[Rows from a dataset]
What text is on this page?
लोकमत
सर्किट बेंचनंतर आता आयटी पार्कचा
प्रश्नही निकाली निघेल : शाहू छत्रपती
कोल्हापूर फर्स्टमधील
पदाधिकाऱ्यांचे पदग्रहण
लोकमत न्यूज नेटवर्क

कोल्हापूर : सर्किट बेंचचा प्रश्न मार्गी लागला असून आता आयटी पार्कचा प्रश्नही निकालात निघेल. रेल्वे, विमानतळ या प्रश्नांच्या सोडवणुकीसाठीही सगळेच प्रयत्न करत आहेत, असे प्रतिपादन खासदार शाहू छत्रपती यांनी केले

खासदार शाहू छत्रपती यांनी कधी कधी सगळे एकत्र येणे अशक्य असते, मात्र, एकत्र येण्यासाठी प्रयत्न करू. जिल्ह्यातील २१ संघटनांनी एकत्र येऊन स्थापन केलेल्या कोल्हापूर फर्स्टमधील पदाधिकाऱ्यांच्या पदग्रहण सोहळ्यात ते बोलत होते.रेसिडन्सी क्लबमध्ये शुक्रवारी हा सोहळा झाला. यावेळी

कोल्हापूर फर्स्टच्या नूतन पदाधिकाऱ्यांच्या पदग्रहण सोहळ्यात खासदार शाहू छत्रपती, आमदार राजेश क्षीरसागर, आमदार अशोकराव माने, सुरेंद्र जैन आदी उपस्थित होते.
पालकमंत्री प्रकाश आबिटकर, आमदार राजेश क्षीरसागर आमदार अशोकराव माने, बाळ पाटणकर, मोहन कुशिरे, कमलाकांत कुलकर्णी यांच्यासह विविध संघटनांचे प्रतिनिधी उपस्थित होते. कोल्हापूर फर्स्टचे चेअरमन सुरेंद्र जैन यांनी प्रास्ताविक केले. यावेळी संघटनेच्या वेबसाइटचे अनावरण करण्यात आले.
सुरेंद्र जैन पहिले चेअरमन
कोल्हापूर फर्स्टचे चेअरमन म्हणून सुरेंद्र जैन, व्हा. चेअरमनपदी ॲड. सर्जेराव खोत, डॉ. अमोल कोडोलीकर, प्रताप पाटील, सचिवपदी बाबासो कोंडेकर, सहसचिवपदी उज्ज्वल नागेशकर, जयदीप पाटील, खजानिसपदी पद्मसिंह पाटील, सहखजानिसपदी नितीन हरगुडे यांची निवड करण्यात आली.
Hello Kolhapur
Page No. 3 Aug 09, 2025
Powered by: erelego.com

• Written exercise:
Your task is to output the full set of records exactly as presented.

• Correct result:
What text is on this page?
लोकमत
सर्किट बेंचनंतर आता आयटी पार्कचा
प्रश्नही निकाली निघेल : शाहू छत्रपती
कोल्हापूर फर्स्टमधील
पदाधिकाऱ्यांचे पदग्रहण
लोकमत न्यूज नेटवर्क

कोल्हापूर : सर्किट बेंचचा प्रश्न मार्गी लागला असून आता आयटी पार्कचा प्रश्नही निकालात निघेल. रेल्वे, विमानतळ या प्रश्नांच्या सोडवणुकीसाठीही सगळेच प्रयत्न करत आहेत, असे प्रतिपादन खासदार शाहू छत्रपती यांनी केले

खासदार शाहू छत्रपती यांनी कधी कधी सगळे एकत्र येणे अशक्य असते, मात्र, एकत्र येण्यासाठी प्रयत्न करू. जिल्ह्यातील २१ संघटनांनी एकत्र येऊन स्थापन केलेल्या कोल्हापूर फर्स्टमधील पदाधिकाऱ्यांच्या पदग्रहण सोहळ्यात ते बोलत होते.रेसिडन्सी क्लबमध्ये शुक्रवारी हा सोहळा झाला. यावेळी

कोल्हापूर फर्स्टच्या नूतन पदाधिकाऱ्यांच्या पदग्रहण सोहळ्यात खासदार शाहू छत्रपती, आमदार राजेश क्षीरसागर, आमदार अशोकराव माने, सुरेंद्र जैन आदी उपस्थित होते.
पालकमंत्री प्रकाश आबिटकर, आमदार राजेश क्षीरसागर आमदार अशोकराव माने, बाळ पाटणकर, मोहन कुशिरे, कमलाकांत कुलकर्णी यांच्यासह विविध संघटनांचे प्रतिनिधी उपस्थित होते. कोल्हापूर फर्स्टचे चेअरमन सुरेंद्र जैन यांनी प्रास्ताविक केले. यावेळी संघटनेच्या वेबसाइटचे अनावरण करण्यात आले.
सुरेंद्र जैन पहिले चेअरमन
कोल्हापूर फर्स्टचे चेअरमन म्हणून सुरेंद्र जैन, व्हा. चेअरमनपदी ॲड. सर्जेराव खोत, डॉ. अमोल कोडोलीकर, प्रताप पाटील, सचिवपदी बाबासो कोंडेकर, सहसचिवपदी उज्ज्वल नागेशकर, जयदीप पाटील, खजानिसपदी पद्मसिंह पाटील, सहखजानिसपदी नितीन हरगुडे यांची निवड करण्यात आली.
Hello Kolhapur
Page No. 3 Aug 09, 2025
Powered by: erelego.com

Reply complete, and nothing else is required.